[Figure record listings]

(begin)

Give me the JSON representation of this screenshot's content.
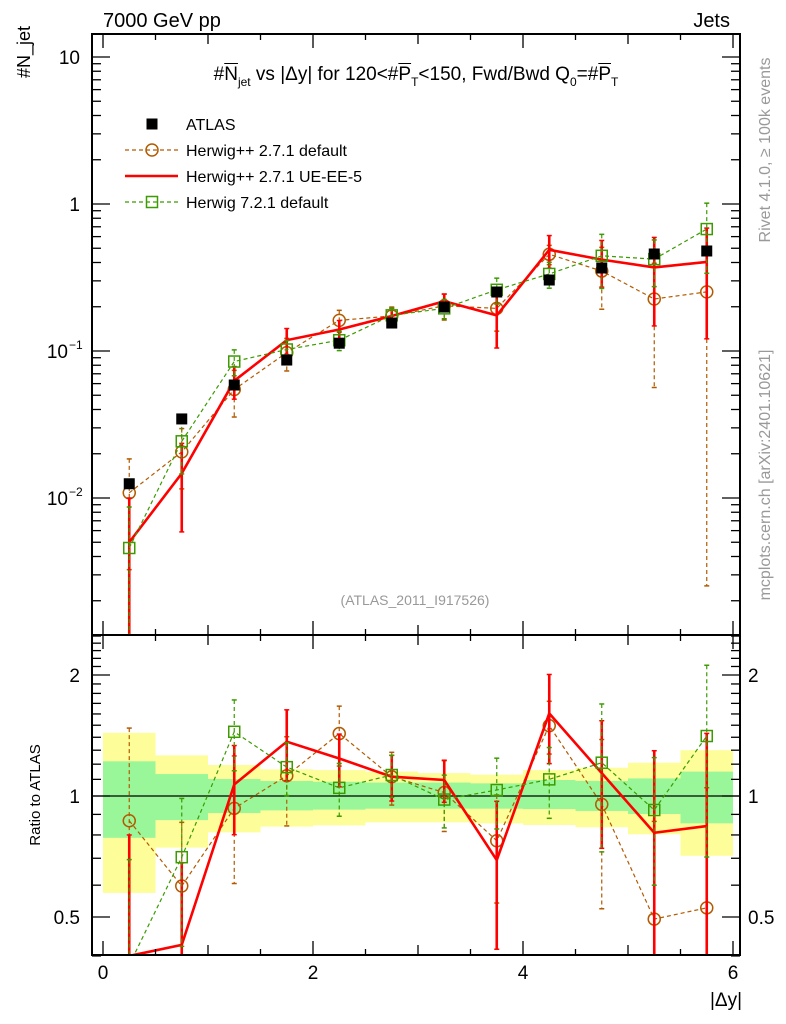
{
  "header": {
    "left": "7000 GeV pp",
    "right": "Jets"
  },
  "side_text": {
    "rivet": "Rivet 4.1.0, ≥ 100k events",
    "mcplots": "mcplots.cern.ch [arXiv:2401.10621]"
  },
  "analysis_id": "(ATLAS_2011_I917526)",
  "ylabel_parts": [
    {
      "t": "#"
    },
    {
      "t": "N",
      "over": true
    },
    {
      "t": "jet",
      "sub": true
    }
  ],
  "title_parts": [
    {
      "t": "#"
    },
    {
      "t": "N",
      "over": true
    },
    {
      "t": "jet",
      "sub": true
    },
    {
      "t": " vs |Δy| for 120<#"
    },
    {
      "t": "P",
      "over": true
    },
    {
      "t": "T",
      "sub": true
    },
    {
      "t": "<150, Fwd/Bwd Q"
    },
    {
      "t": "0",
      "sub": true
    },
    {
      "t": "=#"
    },
    {
      "t": "P",
      "over": true
    },
    {
      "t": "T",
      "sub": true
    }
  ],
  "ratio_ylabel": "Ratio to ATLAS",
  "colors": {
    "atlas": "#000000",
    "herwigpp_default": "#b35a00",
    "herwigpp_ueee5": "#ff0000",
    "herwig7": "#3c9b00",
    "band_green": "#99f799",
    "band_yellow": "#fdfd99"
  },
  "chart_data": {
    "type": "scatter",
    "title": "#N_jet vs |Δy| for 120<#P_T<150, Fwd/Bwd Q_0=#P_T",
    "xlabel": "|Δy|",
    "ylabel": "#N_jet",
    "xlim": [
      -0.1,
      6.07
    ],
    "ylim": [
      0.00117,
      14.3
    ],
    "yscale": "log",
    "x_ticks": [
      "0",
      "2",
      "4",
      "6"
    ],
    "y_ticks": [
      {
        "v": 10,
        "label": "10"
      },
      {
        "v": 1,
        "label": "1"
      },
      {
        "v": 0.1,
        "label": "10",
        "exp": "−1"
      },
      {
        "v": 0.01,
        "label": "10",
        "exp": "−2"
      }
    ],
    "legend_position": "top-left",
    "x": [
      0.25,
      0.75,
      1.25,
      1.75,
      2.25,
      2.75,
      3.25,
      3.75,
      4.25,
      4.75,
      5.25,
      5.75
    ],
    "series": [
      {
        "name": "ATLAS",
        "style": "data",
        "values": [
          0.0125,
          0.0345,
          0.0587,
          0.0868,
          0.113,
          0.155,
          0.199,
          0.252,
          0.304,
          0.367,
          0.457,
          0.479
        ],
        "rel_err": [
          0.05,
          0.04,
          0.04,
          0.04,
          0.04,
          0.04,
          0.04,
          0.05,
          0.05,
          0.05,
          0.05,
          0.05
        ]
      },
      {
        "name": "Herwig++ 2.7.1 default",
        "style": "circle-dashed",
        "values": [
          0.01085,
          0.0206,
          0.0547,
          0.0975,
          0.1616,
          0.1731,
          0.203,
          0.195,
          0.4548,
          0.3498,
          0.2258,
          0.2524
        ],
        "rel_err": [
          0.7,
          0.44,
          0.35,
          0.25,
          0.17,
          0.15,
          0.2,
          0.3,
          0.15,
          0.45,
          0.75,
          0.99
        ]
      },
      {
        "name": "Herwig++ 2.7.1 UE-EE-5",
        "style": "line",
        "values": [
          0.005,
          0.0147,
          0.0627,
          0.1185,
          0.1401,
          0.1731,
          0.2181,
          0.1746,
          0.4879,
          0.4184,
          0.3702,
          0.4033
        ],
        "rel_err": [
          1.0,
          0.6,
          0.25,
          0.2,
          0.15,
          0.13,
          0.12,
          0.4,
          0.25,
          0.35,
          0.6,
          0.7
        ]
      },
      {
        "name": "Herwig 7.2.1 default",
        "style": "square-dashed",
        "values": [
          0.00457,
          0.0243,
          0.0848,
          0.1024,
          0.1184,
          0.1748,
          0.195,
          0.2608,
          0.3344,
          0.4441,
          0.4218,
          0.6754
        ],
        "rel_err": [
          0.9,
          0.4,
          0.2,
          0.15,
          0.15,
          0.12,
          0.15,
          0.2,
          0.2,
          0.4,
          0.35,
          0.5
        ]
      }
    ],
    "ratio": {
      "ylabel": "Ratio to ATLAS",
      "ylim": [
        0.4,
        2.51
      ],
      "y_ticks": [
        {
          "v": 2,
          "label": "2"
        },
        {
          "v": 1,
          "label": "1"
        },
        {
          "v": 0.5,
          "label": "0.5"
        }
      ],
      "bin_edges": [
        0,
        0.5,
        1,
        1.5,
        2,
        2.5,
        3,
        3.5,
        4,
        4.5,
        5,
        5.5,
        6
      ],
      "band_green": [
        [
          0.787,
          1.22
        ],
        [
          0.871,
          1.134
        ],
        [
          0.907,
          1.102
        ],
        [
          0.921,
          1.09
        ],
        [
          0.925,
          1.085
        ],
        [
          0.93,
          1.08
        ],
        [
          0.93,
          1.08
        ],
        [
          0.93,
          1.075
        ],
        [
          0.928,
          1.096
        ],
        [
          0.918,
          1.09
        ],
        [
          0.902,
          1.106
        ],
        [
          0.855,
          1.15
        ]
      ],
      "band_yellow": [
        [
          0.574,
          1.436
        ],
        [
          0.744,
          1.262
        ],
        [
          0.812,
          1.194
        ],
        [
          0.839,
          1.165
        ],
        [
          0.845,
          1.16
        ],
        [
          0.86,
          1.15
        ],
        [
          0.86,
          1.14
        ],
        [
          0.855,
          1.13
        ],
        [
          0.847,
          1.16
        ],
        [
          0.836,
          1.176
        ],
        [
          0.803,
          1.21
        ],
        [
          0.71,
          1.3
        ]
      ]
    }
  }
}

(end)

Task objective:
Among the lines of the data, identify those with the word "name". Copy each of them.

The response:
        "name": "ATLAS",
        "name": "Herwig++ 2.7.1 default",
        "name": "Herwig++ 2.7.1 UE-EE-5",
        "name": "Herwig 7.2.1 default",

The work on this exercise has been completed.